Track down each line that has the word "ylabel" and copy it.

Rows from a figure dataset
==============================

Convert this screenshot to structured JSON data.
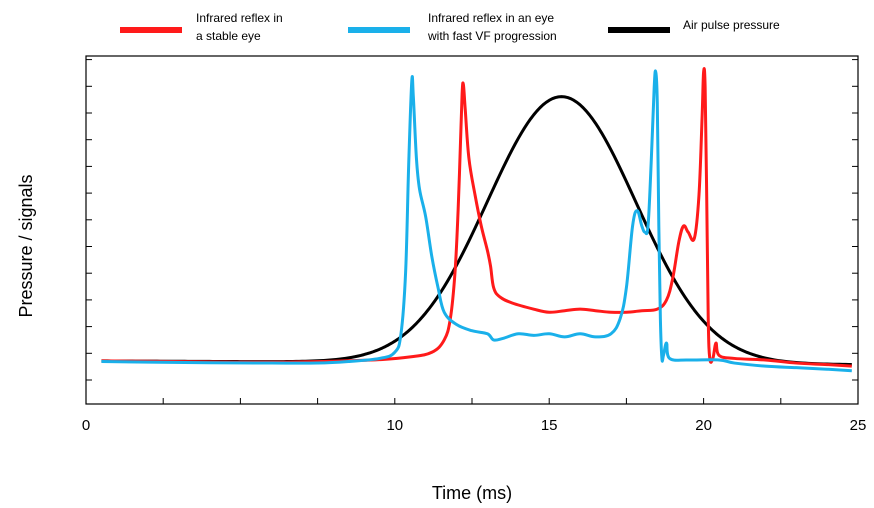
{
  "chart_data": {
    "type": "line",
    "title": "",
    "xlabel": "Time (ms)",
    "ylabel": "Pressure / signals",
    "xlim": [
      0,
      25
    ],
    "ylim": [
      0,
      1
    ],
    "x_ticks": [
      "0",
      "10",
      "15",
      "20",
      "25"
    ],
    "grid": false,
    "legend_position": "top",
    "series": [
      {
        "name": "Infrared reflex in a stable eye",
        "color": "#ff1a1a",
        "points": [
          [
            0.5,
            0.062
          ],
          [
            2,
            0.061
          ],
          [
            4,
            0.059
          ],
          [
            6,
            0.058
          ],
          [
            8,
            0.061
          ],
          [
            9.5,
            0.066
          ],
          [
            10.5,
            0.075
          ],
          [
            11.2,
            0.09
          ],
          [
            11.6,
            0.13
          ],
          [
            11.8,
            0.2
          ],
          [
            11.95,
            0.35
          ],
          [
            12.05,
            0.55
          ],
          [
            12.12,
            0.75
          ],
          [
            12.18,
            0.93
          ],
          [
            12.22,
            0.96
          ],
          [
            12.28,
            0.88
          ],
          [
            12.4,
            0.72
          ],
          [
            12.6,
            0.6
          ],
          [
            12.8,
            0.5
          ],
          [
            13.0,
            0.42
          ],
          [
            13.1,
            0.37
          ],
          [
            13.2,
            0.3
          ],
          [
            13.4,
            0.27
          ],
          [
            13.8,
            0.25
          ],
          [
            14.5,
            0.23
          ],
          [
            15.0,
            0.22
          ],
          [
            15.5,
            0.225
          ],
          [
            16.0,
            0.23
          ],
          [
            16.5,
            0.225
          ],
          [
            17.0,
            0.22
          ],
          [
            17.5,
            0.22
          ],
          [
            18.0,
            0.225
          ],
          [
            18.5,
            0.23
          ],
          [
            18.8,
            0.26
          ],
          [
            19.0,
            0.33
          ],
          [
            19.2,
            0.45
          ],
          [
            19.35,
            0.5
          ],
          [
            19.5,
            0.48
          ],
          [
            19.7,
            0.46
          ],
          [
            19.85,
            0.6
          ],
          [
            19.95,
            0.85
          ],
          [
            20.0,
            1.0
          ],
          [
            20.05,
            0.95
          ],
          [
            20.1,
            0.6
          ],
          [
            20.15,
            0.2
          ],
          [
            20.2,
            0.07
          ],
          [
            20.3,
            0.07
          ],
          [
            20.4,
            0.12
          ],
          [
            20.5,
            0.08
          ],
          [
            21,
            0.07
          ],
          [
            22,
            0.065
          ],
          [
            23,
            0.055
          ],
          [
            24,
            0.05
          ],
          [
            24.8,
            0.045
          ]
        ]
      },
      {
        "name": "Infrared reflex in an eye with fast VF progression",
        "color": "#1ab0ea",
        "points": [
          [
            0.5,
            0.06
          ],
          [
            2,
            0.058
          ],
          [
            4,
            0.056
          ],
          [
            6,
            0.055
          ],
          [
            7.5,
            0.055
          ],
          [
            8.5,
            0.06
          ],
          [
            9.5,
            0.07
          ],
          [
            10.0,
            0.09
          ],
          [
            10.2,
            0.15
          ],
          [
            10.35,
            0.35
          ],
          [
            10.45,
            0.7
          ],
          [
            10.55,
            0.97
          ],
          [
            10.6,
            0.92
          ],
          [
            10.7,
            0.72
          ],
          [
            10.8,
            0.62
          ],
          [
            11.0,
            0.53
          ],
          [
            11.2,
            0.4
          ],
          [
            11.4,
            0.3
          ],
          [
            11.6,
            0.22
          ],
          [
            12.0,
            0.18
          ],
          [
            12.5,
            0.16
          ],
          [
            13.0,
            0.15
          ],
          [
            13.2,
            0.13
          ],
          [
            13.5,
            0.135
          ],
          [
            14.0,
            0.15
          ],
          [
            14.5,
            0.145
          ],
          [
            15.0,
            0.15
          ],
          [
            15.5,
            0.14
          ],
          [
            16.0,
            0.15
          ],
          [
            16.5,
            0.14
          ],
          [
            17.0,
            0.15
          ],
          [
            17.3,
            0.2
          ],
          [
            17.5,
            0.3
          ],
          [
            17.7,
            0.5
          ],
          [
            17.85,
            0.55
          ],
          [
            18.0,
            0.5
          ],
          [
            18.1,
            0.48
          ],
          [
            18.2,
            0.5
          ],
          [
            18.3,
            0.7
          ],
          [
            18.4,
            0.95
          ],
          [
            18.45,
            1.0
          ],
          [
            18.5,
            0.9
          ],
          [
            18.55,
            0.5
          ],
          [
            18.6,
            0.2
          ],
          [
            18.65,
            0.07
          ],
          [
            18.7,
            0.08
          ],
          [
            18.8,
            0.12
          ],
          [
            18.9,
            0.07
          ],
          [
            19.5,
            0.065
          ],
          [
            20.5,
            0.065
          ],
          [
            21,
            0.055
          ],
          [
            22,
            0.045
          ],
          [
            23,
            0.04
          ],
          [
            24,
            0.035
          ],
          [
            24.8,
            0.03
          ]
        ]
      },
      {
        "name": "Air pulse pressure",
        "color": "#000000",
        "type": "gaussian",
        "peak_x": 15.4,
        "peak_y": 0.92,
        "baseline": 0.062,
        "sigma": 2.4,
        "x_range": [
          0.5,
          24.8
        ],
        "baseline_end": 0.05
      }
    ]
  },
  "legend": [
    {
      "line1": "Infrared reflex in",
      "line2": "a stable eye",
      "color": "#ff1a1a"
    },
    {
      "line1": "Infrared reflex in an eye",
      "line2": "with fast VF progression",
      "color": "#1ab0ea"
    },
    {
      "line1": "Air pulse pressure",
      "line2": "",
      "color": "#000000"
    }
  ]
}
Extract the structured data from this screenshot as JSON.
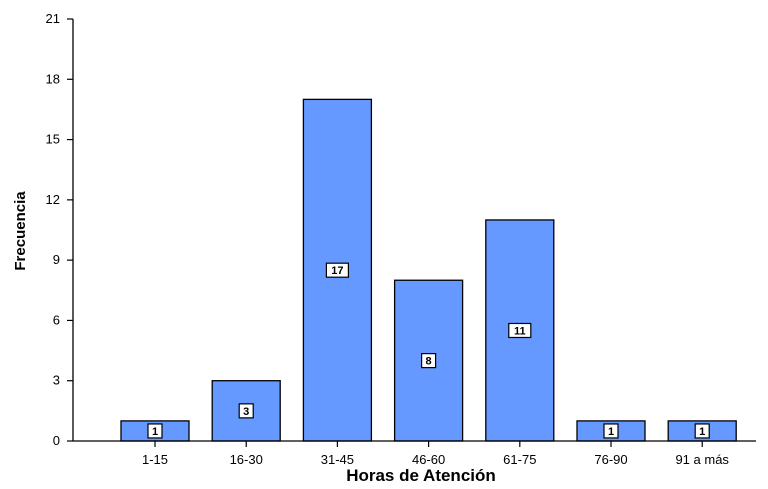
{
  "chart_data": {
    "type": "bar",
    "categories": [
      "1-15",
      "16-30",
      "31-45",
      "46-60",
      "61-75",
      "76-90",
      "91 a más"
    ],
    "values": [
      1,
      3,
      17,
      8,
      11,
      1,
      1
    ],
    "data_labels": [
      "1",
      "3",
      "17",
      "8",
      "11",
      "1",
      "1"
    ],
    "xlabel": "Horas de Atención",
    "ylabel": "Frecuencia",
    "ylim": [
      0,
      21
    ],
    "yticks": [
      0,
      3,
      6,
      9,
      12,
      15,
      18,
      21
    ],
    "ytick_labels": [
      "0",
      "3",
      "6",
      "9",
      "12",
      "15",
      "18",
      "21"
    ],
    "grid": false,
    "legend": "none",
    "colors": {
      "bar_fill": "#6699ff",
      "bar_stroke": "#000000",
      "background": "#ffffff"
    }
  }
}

==============================

(Right answer):
    "ylabel": "Pressure / signals",
    "ylabel": "Frecuencia",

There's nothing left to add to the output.